» **WHAT NEEDS TO BE DONE**: Quote every entry word for word.

» **MATERIAL PROVIDED**:
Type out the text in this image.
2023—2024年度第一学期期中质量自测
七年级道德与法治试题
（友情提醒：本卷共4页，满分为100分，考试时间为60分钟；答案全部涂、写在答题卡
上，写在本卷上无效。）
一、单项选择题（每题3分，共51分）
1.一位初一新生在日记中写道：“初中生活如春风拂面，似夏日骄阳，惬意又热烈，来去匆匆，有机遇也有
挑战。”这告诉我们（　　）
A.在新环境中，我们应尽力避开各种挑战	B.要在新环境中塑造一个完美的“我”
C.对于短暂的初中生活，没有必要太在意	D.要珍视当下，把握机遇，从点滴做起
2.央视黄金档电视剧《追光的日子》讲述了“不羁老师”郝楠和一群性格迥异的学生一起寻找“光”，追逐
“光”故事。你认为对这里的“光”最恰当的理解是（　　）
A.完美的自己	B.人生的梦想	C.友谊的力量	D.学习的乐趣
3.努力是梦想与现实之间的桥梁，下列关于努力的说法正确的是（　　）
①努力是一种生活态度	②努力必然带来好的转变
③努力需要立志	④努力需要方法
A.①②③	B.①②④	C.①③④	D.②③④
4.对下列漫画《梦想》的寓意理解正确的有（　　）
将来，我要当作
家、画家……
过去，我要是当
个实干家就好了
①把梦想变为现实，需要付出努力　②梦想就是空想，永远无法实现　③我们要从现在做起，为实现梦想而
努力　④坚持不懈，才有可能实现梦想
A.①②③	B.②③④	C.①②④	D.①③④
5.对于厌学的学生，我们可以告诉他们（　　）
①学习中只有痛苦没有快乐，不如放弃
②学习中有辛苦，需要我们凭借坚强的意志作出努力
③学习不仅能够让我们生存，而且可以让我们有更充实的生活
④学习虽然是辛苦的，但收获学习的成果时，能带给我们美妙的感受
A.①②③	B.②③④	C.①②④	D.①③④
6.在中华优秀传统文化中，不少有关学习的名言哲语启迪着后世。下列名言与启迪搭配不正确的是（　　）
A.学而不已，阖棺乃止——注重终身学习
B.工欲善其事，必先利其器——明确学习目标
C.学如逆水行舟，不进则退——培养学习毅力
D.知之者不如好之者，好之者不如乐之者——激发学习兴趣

» **IN RESPONSE**:
Type out the text in this image.
2023—2024年度第一学期期中质量自测
七年级道德与法治试题
（友情提醒：本卷共4页，满分为100分，考试时间为60分钟；答案全部涂、写在答题卡
上，写在本卷上无效。）
一、单项选择题（每题3分，共51分）
1.一位初一新生在日记中写道：“初中生活如春风拂面，似夏日骄阳，惬意又热烈，来去匆匆，有机遇也有
挑战。”这告诉我们（　　）
A.在新环境中，我们应尽力避开各种挑战	B.要在新环境中塑造一个完美的“我”
C.对于短暂的初中生活，没有必要太在意	D.要珍视当下，把握机遇，从点滴做起
2.央视黄金档电视剧《追光的日子》讲述了“不羁老师”郝楠和一群性格迥异的学生一起寻找“光”，追逐
“光”故事。你认为对这里的“光”最恰当的理解是（　　）
A.完美的自己	B.人生的梦想	C.友谊的力量	D.学习的乐趣
3.努力是梦想与现实之间的桥梁，下列关于努力的说法正确的是（　　）
①努力是一种生活态度	②努力必然带来好的转变
③努力需要立志	④努力需要方法
A.①②③	B.①②④	C.①③④	D.②③④
4.对下列漫画《梦想》的寓意理解正确的有（　　）
将来，我要当作
家、画家……
过去，我要是当
个实干家就好了
①把梦想变为现实，需要付出努力　②梦想就是空想，永远无法实现　③我们要从现在做起，为实现梦想而
努力　④坚持不懈，才有可能实现梦想
A.①②③	B.②③④	C.①②④	D.①③④
5.对于厌学的学生，我们可以告诉他们（　　）
①学习中只有痛苦没有快乐，不如放弃
②学习中有辛苦，需要我们凭借坚强的意志作出努力
③学习不仅能够让我们生存，而且可以让我们有更充实的生活
④学习虽然是辛苦的，但收获学习的成果时，能带给我们美妙的感受
A.①②③	B.②③④	C.①②④	D.①③④
6.在中华优秀传统文化中，不少有关学习的名言哲语启迪着后世。下列名言与启迪搭配不正确的是（　　）
A.学而不已，阖棺乃止——注重终身学习
B.工欲善其事，必先利其器——明确学习目标
C.学如逆水行舟，不进则退——培养学习毅力
D.知之者不如好之者，好之者不如乐之者——激发学习兴趣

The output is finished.